#### Written task
Locate the string "Mean" in the records below. Copy every line where it occurs.
### Supplied records ###
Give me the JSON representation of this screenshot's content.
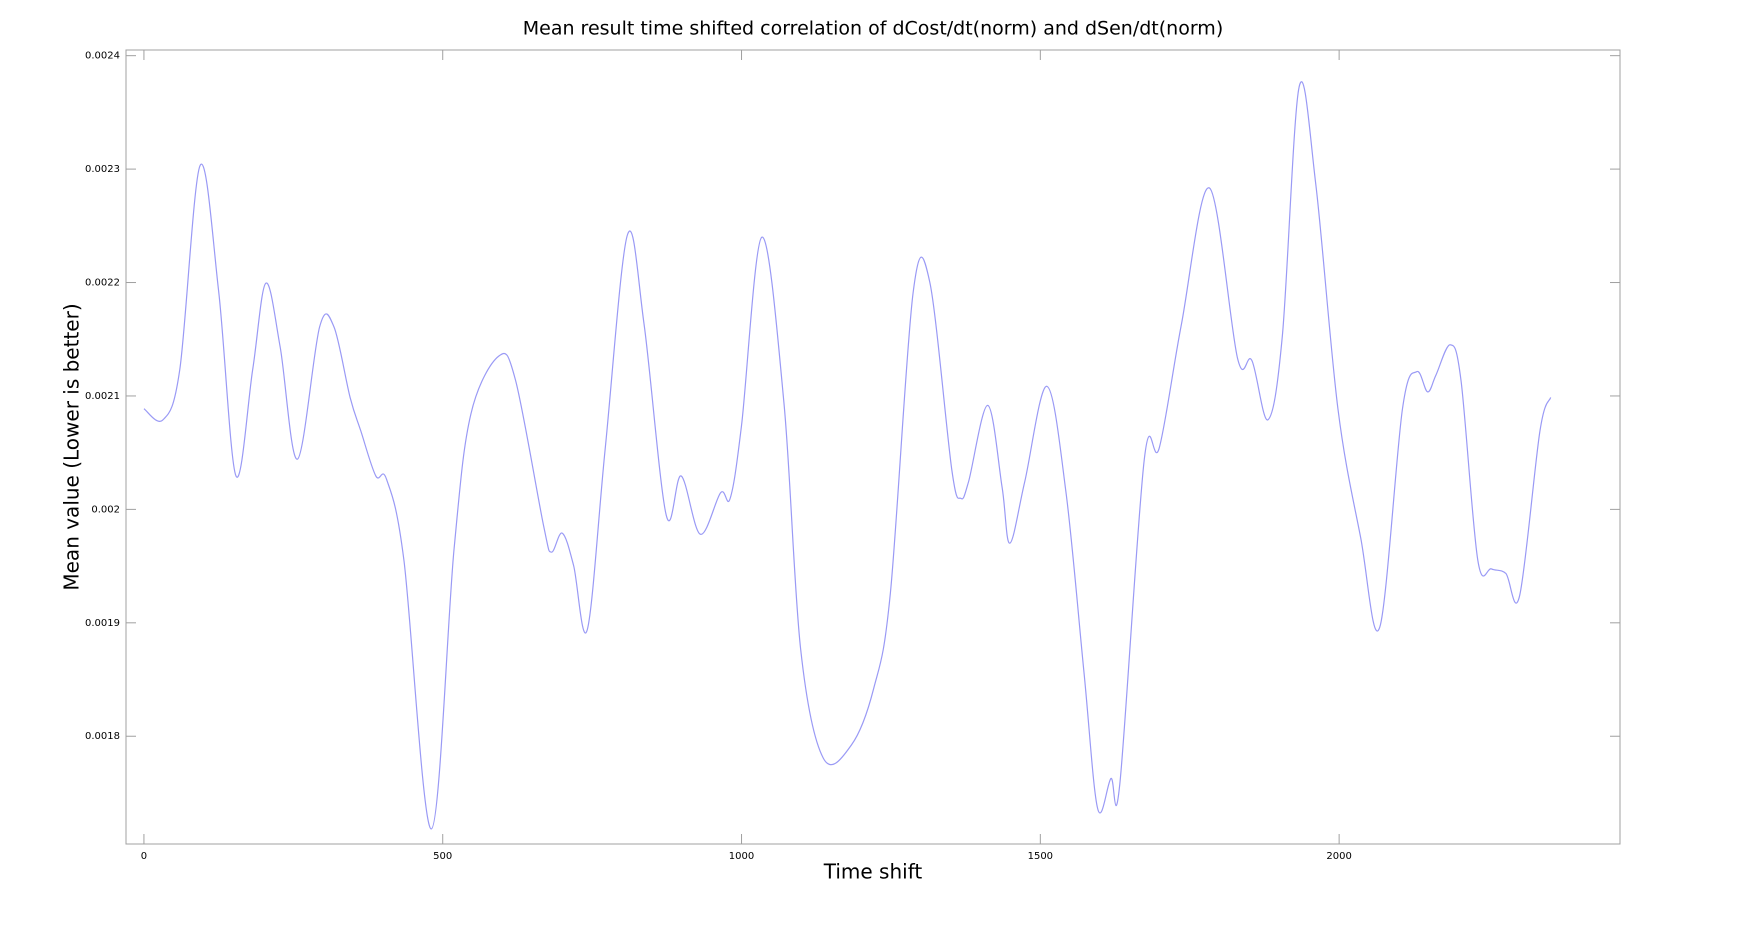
{
  "chart_data": {
    "type": "line",
    "title": "Mean result time shifted correlation of dCost/dt(norm) and dSen/dt(norm)",
    "x_label": "Time shift",
    "y_label": "Mean value (Lower is better)",
    "xlim": [
      -30,
      2470
    ],
    "ylim": [
      0.001705,
      0.002405
    ],
    "xticks": [
      0,
      500,
      1000,
      1500,
      2000
    ],
    "yticks": [
      0.0018,
      0.0019,
      0.002,
      0.0021,
      0.0022,
      0.0023,
      0.0024
    ],
    "grid": false,
    "series": [
      {
        "color": "#9a9af5",
        "x": [
          0,
          32,
          60,
          94,
          125,
          154,
          182,
          204,
          228,
          257,
          294,
          318,
          345,
          363,
          388,
          406,
          435,
          481,
          519,
          547,
          594,
          622,
          669,
          682,
          700,
          719,
          742,
          772,
          809,
          837,
          874,
          899,
          931,
          965,
          981,
          1000,
          1034,
          1071,
          1099,
          1137,
          1184,
          1221,
          1249,
          1287,
          1315,
          1352,
          1367,
          1380,
          1412,
          1436,
          1449,
          1474,
          1511,
          1543,
          1573,
          1596,
          1618,
          1633,
          1674,
          1699,
          1736,
          1783,
          1830,
          1854,
          1881,
          1905,
          1933,
          1961,
          1998,
          2036,
          2068,
          2106,
          2130,
          2148,
          2162,
          2186,
          2204,
          2232,
          2255,
          2279,
          2302,
          2336,
          2354
        ],
        "values": [
          0.0020887,
          0.002079,
          0.0021233,
          0.0023032,
          0.0021925,
          0.0020295,
          0.0021233,
          0.0021994,
          0.0021431,
          0.0020443,
          0.0021609,
          0.0021609,
          0.0020987,
          0.002069,
          0.0020295,
          0.0020265,
          0.0019554,
          0.0017183,
          0.0019653,
          0.0020838,
          0.0021352,
          0.0021135,
          0.001985,
          0.0019623,
          0.0019791,
          0.0019505,
          0.0018941,
          0.0020542,
          0.0022419,
          0.0021629,
          0.0019949,
          0.0020295,
          0.0019781,
          0.0020147,
          0.0020097,
          0.002074,
          0.00224,
          0.0020937,
          0.0018764,
          0.0017805,
          0.0017924,
          0.0018418,
          0.0019258,
          0.0021905,
          0.0022004,
          0.0020344,
          0.0020097,
          0.0020246,
          0.0020917,
          0.0020196,
          0.0019702,
          0.0020246,
          0.0021085,
          0.0020147,
          0.0018566,
          0.0017361,
          0.0017627,
          0.0017578,
          0.0020443,
          0.0020542,
          0.0021629,
          0.0022834,
          0.0021332,
          0.0021313,
          0.002079,
          0.002153,
          0.0023723,
          0.0022864,
          0.0020887,
          0.0019752,
          0.0018961,
          0.0020887,
          0.0021214,
          0.0021036,
          0.0021184,
          0.0021451,
          0.0021135,
          0.0019554,
          0.0019475,
          0.0019435,
          0.0019238,
          0.002069,
          0.0020987
        ]
      }
    ]
  }
}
###
#### Problem solution
    "title": "Mean result time shifted correlation of dCost/dt(norm) and dSen/dt(norm)",
    "y_label": "Mean value (Lower is better)",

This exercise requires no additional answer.